• SET TASK:
Copy every line from the data below in which the string "website" can be found.
______
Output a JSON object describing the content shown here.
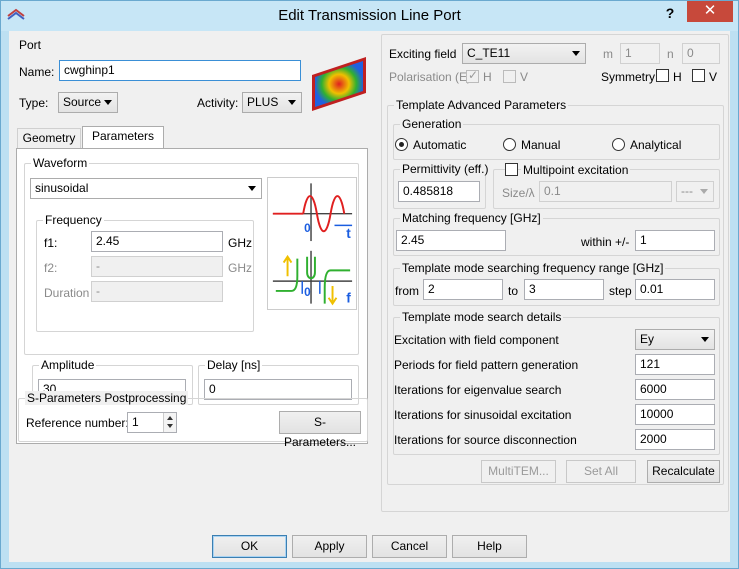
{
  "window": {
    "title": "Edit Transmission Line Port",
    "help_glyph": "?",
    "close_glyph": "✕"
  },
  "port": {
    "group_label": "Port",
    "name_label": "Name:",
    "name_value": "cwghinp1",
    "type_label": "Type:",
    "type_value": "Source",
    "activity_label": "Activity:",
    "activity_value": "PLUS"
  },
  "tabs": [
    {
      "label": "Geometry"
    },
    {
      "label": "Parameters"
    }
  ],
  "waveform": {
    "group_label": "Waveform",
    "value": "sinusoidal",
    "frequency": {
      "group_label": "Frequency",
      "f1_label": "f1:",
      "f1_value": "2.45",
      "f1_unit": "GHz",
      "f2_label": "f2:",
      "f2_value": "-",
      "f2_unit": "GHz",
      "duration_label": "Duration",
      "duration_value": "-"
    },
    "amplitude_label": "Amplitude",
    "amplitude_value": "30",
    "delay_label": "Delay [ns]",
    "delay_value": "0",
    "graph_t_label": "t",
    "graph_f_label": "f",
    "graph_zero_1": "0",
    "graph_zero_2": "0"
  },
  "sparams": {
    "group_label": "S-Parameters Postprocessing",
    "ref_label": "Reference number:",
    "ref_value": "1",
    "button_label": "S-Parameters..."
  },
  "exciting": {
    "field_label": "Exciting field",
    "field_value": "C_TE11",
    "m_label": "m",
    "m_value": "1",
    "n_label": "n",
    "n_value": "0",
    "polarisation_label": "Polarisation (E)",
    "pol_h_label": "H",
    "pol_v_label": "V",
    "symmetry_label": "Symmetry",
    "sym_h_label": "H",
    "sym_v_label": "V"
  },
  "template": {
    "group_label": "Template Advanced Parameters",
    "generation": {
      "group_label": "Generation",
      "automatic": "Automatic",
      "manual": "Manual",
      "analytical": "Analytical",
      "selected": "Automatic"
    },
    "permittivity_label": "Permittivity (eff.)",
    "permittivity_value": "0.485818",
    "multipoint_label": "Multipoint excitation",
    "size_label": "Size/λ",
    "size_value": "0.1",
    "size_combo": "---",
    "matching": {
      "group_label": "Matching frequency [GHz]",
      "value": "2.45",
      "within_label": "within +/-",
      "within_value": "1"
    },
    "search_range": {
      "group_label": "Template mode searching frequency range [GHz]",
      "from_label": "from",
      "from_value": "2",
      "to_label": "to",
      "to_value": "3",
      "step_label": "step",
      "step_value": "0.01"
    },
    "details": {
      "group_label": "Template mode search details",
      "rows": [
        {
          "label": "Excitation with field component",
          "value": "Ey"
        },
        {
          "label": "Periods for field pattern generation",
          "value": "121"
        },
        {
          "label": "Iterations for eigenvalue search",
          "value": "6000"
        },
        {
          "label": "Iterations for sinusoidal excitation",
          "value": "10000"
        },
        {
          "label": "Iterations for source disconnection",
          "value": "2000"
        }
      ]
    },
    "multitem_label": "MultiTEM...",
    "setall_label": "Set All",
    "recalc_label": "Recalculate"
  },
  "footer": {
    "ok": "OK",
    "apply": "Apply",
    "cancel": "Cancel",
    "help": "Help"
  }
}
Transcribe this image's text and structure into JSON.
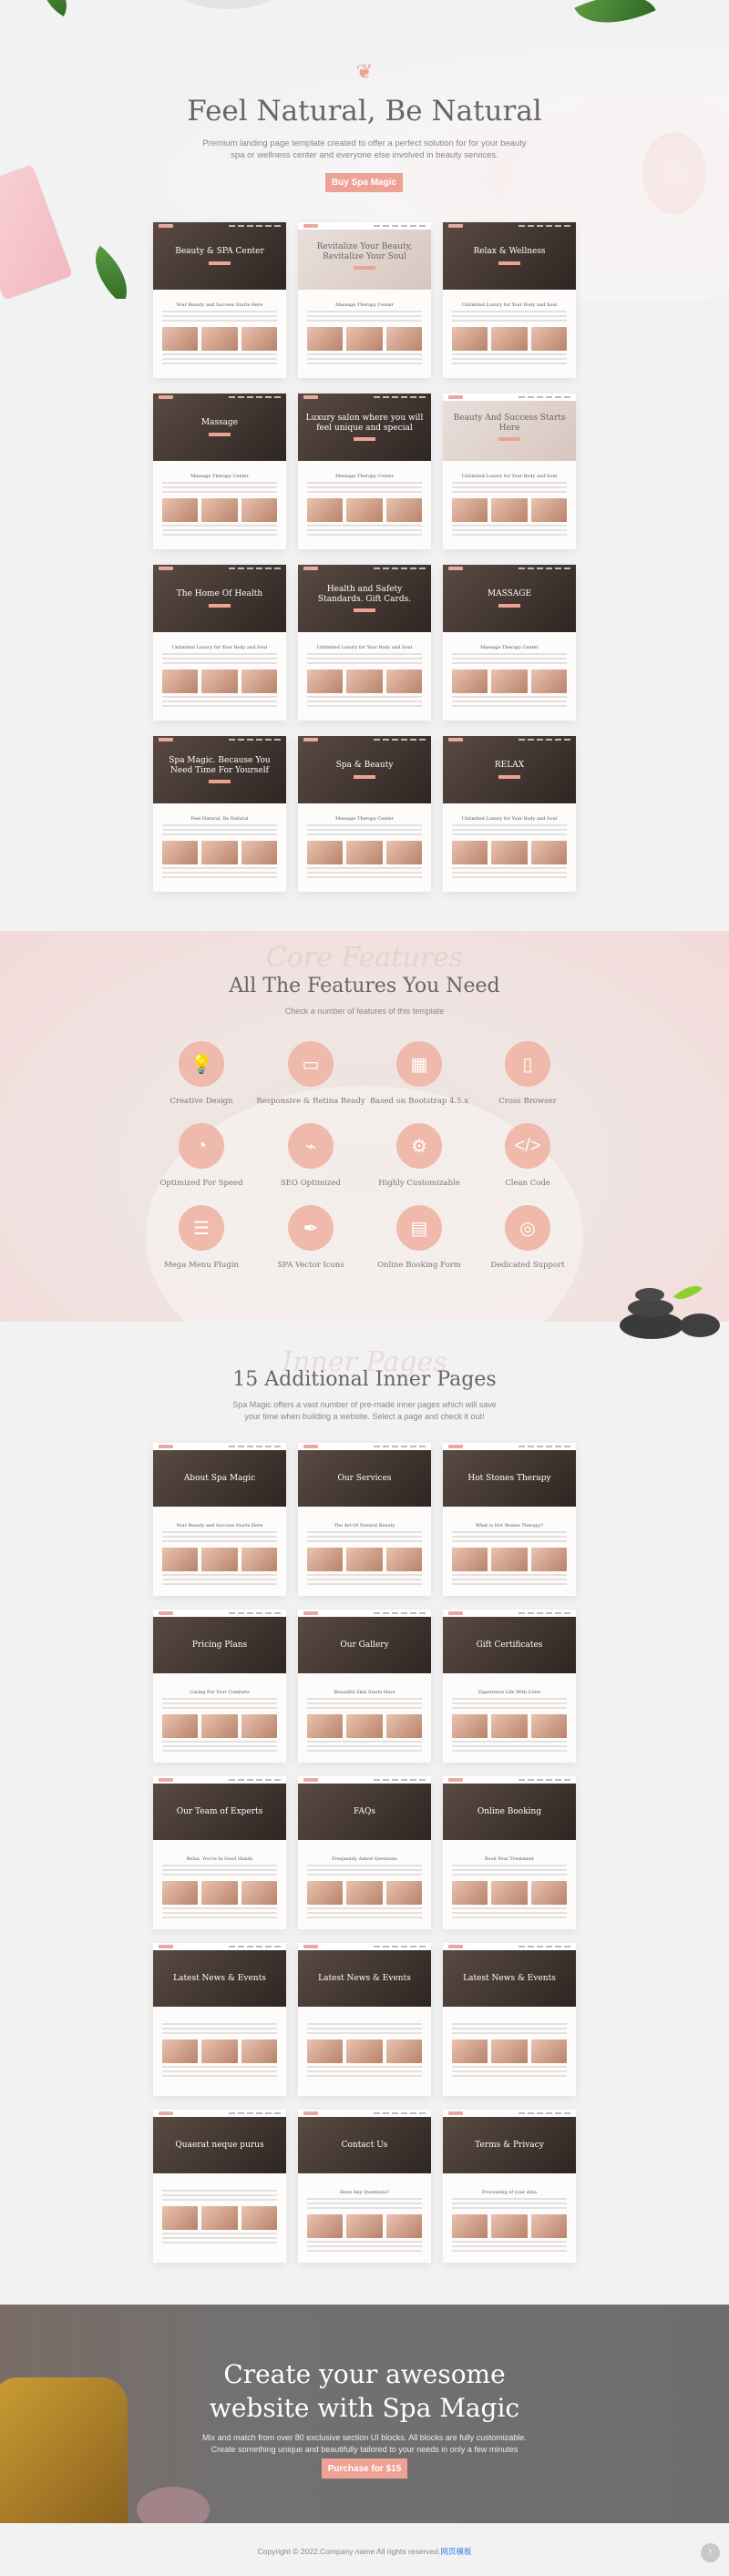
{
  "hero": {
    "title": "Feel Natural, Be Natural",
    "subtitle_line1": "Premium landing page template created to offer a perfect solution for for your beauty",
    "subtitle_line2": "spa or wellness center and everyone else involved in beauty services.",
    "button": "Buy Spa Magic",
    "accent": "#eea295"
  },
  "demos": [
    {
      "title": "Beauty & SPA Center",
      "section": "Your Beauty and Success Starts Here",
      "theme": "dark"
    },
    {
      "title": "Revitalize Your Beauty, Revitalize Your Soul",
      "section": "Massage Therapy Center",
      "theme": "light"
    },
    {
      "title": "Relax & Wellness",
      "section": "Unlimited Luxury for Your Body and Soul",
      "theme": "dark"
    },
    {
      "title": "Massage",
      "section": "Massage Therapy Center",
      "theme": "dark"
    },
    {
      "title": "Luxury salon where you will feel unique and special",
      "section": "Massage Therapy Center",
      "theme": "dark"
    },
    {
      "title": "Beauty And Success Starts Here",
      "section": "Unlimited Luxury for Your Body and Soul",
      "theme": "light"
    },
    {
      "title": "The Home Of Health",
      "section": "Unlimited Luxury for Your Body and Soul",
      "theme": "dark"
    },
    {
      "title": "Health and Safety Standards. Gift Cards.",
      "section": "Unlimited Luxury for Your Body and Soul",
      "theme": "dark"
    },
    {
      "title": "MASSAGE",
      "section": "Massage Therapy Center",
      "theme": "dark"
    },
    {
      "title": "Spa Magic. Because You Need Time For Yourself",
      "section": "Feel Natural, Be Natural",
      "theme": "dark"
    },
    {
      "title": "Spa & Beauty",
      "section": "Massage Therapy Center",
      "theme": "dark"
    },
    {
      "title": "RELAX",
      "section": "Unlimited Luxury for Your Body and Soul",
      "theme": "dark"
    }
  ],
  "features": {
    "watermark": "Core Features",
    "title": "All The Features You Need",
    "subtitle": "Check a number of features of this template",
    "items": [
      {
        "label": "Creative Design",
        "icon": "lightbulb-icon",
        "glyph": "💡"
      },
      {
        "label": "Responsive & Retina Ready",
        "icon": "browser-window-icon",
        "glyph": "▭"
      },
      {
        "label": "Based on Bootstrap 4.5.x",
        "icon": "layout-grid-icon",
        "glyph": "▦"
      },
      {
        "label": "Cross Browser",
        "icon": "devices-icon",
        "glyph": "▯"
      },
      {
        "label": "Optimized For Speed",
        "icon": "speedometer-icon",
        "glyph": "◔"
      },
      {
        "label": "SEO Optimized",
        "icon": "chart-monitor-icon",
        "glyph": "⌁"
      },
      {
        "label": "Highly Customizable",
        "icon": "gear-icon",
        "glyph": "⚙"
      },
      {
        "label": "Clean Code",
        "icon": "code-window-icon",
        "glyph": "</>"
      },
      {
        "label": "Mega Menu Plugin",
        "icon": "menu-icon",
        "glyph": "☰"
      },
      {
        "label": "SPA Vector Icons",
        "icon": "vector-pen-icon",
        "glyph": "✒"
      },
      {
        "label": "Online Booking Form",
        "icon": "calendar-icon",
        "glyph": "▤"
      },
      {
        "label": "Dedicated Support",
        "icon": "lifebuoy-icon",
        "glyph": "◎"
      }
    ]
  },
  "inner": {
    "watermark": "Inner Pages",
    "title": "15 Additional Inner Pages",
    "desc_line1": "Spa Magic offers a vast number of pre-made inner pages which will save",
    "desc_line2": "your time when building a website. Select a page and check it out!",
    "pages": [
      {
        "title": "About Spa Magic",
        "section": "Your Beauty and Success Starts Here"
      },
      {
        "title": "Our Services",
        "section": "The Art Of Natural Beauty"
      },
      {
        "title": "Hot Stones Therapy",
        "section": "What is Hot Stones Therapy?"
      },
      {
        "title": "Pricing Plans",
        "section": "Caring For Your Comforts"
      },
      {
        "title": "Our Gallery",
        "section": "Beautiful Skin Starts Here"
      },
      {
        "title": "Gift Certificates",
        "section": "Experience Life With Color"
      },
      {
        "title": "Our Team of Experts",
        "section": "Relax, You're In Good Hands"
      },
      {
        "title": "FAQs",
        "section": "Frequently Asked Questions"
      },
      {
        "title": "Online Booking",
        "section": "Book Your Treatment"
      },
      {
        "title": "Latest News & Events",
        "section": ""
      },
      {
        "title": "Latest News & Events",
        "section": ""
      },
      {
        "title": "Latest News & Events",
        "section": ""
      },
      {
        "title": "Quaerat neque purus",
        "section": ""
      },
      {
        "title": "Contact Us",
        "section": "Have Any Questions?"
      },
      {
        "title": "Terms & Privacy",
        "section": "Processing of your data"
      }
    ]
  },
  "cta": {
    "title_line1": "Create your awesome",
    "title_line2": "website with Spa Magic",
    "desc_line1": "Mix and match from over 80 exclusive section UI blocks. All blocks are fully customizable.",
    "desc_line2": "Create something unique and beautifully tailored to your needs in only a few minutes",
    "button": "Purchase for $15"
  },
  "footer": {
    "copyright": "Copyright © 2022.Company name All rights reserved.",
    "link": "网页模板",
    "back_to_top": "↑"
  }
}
______
• THE SOLUTION:
    "desc_line2": "your time when building a website. Select a page and check it out!",
    "title_line2": "website with Spa Magic",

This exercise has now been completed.